### EXERCISE DIRECTIONS
Reproduce each line from the records that holds "text".

════════════════════

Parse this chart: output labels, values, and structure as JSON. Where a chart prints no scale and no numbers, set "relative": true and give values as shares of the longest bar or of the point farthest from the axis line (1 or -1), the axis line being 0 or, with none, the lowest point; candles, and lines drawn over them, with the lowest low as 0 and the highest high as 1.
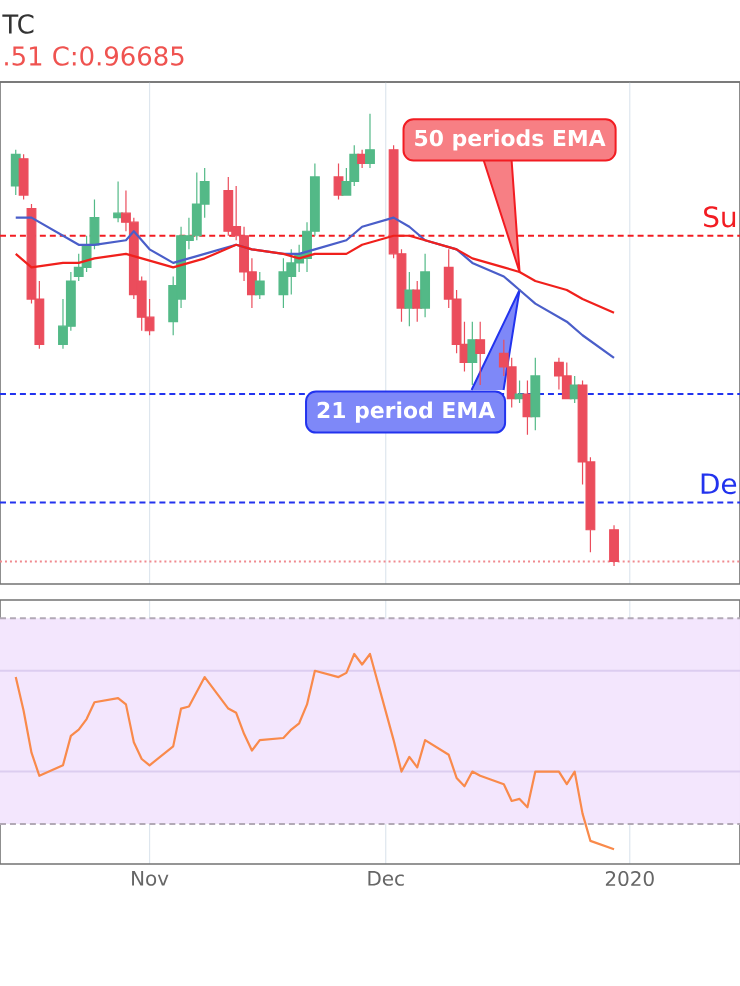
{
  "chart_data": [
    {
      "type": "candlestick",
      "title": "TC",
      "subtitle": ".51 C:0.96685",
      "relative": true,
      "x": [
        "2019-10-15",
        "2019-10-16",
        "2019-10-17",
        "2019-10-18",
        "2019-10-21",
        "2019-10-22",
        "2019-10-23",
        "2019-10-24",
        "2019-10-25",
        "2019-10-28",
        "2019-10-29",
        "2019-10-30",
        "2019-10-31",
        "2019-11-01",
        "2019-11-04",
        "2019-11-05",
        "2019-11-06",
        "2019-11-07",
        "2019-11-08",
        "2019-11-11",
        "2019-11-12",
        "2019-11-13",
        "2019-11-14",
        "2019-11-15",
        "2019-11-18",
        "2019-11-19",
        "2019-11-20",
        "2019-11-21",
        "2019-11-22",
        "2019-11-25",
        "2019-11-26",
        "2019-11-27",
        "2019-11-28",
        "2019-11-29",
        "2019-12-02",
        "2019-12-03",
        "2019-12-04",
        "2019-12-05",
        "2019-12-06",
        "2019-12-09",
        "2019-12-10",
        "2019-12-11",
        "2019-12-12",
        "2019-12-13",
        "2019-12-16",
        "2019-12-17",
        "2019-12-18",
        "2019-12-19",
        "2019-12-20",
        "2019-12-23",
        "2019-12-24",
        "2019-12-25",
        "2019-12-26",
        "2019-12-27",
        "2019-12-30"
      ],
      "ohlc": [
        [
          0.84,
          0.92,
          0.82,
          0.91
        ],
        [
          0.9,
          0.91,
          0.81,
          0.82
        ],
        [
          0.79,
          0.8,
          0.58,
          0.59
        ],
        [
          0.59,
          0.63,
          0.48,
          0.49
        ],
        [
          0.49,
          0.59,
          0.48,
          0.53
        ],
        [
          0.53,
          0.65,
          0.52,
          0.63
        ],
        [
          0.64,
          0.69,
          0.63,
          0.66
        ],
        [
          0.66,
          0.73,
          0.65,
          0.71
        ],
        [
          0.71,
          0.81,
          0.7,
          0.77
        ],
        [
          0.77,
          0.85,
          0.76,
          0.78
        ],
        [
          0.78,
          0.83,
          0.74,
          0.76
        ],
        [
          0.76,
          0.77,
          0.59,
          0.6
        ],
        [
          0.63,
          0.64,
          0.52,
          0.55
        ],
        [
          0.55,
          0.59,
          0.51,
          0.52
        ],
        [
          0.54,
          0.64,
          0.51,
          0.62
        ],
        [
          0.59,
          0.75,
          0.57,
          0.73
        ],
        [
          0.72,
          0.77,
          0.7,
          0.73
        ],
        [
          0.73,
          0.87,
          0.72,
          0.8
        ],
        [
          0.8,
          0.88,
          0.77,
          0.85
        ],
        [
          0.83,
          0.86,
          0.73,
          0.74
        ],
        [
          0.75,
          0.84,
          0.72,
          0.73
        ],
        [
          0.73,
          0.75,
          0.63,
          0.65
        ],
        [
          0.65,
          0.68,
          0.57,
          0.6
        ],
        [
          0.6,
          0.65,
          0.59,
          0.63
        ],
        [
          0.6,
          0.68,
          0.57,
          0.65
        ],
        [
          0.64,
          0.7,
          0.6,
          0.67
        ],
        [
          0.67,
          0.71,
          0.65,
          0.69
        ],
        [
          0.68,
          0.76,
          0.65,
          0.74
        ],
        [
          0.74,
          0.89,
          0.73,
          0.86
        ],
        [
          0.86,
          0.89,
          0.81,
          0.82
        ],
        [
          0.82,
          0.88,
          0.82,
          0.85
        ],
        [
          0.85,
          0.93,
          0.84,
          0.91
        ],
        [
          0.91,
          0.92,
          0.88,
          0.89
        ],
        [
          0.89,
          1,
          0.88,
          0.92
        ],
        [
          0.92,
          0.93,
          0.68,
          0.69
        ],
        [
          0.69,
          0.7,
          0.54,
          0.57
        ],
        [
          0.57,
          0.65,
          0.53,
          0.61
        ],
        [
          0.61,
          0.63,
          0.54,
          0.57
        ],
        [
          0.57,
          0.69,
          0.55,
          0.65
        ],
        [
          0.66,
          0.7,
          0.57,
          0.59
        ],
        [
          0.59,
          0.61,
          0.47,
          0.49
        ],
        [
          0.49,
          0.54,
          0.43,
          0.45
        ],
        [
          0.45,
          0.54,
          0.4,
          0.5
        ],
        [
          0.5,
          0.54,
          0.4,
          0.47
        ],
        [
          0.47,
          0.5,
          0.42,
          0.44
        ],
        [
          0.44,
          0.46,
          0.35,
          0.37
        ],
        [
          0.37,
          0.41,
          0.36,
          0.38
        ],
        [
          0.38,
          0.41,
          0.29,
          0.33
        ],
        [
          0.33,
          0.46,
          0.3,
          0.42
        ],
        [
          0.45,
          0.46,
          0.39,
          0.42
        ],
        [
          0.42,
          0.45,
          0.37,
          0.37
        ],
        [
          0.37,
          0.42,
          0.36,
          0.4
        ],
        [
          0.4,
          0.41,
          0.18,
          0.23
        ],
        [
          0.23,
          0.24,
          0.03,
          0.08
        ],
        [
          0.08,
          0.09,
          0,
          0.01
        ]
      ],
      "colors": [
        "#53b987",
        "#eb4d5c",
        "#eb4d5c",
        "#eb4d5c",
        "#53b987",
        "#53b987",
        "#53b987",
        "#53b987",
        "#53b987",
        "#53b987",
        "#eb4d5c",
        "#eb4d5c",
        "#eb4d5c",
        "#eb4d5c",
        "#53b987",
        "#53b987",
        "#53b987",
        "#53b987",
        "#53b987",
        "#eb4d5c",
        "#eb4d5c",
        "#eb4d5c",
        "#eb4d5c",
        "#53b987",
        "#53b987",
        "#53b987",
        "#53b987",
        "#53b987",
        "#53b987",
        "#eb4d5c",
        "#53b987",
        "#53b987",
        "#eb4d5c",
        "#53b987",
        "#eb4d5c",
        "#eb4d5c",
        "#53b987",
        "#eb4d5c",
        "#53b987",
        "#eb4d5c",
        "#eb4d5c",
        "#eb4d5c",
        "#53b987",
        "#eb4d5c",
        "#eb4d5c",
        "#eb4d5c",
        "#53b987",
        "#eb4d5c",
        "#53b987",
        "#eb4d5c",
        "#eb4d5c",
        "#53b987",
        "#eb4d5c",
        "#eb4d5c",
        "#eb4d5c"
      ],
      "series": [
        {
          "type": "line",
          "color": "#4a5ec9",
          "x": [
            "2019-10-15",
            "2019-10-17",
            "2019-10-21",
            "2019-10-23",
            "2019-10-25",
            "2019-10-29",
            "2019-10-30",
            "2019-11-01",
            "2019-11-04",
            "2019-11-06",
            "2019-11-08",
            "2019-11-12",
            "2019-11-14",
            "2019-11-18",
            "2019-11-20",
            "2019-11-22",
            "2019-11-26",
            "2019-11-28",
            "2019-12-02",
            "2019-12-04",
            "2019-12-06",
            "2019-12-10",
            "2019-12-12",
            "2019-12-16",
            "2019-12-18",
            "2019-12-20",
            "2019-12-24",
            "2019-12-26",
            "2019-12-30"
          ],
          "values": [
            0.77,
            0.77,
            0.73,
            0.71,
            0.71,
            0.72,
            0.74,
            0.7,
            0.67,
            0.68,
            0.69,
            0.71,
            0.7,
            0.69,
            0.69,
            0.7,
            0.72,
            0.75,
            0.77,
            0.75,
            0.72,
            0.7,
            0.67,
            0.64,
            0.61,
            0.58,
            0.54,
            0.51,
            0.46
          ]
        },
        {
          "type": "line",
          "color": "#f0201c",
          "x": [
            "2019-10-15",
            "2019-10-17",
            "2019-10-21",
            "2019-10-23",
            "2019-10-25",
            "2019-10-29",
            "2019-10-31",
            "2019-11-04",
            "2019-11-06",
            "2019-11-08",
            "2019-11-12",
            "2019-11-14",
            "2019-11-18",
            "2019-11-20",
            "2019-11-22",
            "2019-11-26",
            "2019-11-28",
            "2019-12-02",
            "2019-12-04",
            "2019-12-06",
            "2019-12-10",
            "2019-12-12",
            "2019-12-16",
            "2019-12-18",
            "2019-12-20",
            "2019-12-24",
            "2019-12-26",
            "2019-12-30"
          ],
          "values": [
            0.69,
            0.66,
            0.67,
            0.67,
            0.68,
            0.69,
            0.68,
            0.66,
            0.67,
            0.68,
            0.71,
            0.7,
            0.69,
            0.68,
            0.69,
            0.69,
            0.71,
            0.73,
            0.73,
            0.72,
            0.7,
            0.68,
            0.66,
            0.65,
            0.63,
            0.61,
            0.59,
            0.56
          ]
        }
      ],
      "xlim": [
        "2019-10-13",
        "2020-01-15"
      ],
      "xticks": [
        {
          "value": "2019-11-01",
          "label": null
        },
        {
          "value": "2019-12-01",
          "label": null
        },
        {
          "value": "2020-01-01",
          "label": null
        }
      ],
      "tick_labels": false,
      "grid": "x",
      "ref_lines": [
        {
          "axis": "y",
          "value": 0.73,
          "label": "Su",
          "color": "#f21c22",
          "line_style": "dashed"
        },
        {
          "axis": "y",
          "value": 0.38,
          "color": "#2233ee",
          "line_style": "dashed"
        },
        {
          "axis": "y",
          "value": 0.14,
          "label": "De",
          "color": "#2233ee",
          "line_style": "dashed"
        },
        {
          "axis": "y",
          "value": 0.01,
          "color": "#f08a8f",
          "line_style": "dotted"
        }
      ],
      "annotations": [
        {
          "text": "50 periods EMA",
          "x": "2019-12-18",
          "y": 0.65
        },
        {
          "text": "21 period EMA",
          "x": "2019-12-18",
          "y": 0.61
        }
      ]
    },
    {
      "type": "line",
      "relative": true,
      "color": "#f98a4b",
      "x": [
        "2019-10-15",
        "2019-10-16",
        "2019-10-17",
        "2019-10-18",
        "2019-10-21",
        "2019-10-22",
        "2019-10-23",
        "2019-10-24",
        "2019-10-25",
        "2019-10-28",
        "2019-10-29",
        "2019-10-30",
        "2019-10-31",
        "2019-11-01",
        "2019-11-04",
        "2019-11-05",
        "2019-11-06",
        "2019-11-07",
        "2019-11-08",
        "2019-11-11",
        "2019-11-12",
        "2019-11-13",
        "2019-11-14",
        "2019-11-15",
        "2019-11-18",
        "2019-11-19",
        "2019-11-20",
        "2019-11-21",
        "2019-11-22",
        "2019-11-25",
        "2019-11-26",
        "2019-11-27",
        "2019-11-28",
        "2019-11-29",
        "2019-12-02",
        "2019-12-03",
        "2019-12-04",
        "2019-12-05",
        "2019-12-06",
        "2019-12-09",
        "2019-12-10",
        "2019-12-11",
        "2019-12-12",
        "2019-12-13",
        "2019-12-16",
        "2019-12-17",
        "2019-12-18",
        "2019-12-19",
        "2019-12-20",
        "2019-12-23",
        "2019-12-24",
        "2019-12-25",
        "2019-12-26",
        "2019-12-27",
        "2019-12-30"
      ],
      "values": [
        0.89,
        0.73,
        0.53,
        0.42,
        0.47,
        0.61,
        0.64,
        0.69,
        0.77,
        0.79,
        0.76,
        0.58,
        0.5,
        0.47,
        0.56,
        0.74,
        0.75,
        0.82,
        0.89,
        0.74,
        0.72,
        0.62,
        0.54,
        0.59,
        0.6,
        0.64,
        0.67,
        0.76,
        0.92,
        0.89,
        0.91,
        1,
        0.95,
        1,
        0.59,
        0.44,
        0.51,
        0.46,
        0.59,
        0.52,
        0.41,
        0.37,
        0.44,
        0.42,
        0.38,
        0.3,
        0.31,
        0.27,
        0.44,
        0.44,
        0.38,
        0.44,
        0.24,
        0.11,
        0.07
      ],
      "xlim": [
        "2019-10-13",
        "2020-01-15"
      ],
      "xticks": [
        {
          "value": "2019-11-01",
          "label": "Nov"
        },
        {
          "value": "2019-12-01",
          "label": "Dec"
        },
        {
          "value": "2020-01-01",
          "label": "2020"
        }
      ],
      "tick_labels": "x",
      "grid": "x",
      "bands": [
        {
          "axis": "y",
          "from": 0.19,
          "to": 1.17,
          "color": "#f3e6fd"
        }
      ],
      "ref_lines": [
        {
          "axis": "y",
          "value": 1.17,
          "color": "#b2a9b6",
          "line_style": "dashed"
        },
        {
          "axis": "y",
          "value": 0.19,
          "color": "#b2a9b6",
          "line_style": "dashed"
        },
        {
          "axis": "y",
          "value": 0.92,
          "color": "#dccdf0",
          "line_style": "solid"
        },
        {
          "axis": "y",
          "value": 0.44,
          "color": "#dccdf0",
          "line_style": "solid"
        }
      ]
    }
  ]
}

════════════════════

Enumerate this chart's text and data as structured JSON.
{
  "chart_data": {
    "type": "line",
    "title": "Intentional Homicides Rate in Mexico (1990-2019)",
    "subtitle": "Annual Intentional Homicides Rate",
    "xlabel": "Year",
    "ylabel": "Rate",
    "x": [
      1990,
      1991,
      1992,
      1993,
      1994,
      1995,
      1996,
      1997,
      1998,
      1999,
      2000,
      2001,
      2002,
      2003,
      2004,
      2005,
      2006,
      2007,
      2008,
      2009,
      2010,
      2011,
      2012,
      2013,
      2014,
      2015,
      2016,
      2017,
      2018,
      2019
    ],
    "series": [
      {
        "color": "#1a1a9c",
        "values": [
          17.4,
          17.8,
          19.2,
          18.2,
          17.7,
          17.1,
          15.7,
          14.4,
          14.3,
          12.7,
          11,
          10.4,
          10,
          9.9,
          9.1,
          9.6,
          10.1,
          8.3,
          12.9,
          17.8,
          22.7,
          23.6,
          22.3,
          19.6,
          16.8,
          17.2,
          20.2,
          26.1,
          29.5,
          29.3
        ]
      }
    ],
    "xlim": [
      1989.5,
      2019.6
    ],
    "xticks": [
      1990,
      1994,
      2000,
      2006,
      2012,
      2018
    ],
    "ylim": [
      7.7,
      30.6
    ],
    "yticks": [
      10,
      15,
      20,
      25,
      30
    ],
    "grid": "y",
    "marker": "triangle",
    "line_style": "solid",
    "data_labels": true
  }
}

════════════════════

### WRITTEN ANSWER
          "text": "50 periods EMA",
          "text": "21 period EMA",
Enumerate this chart's text and data as structured JSON.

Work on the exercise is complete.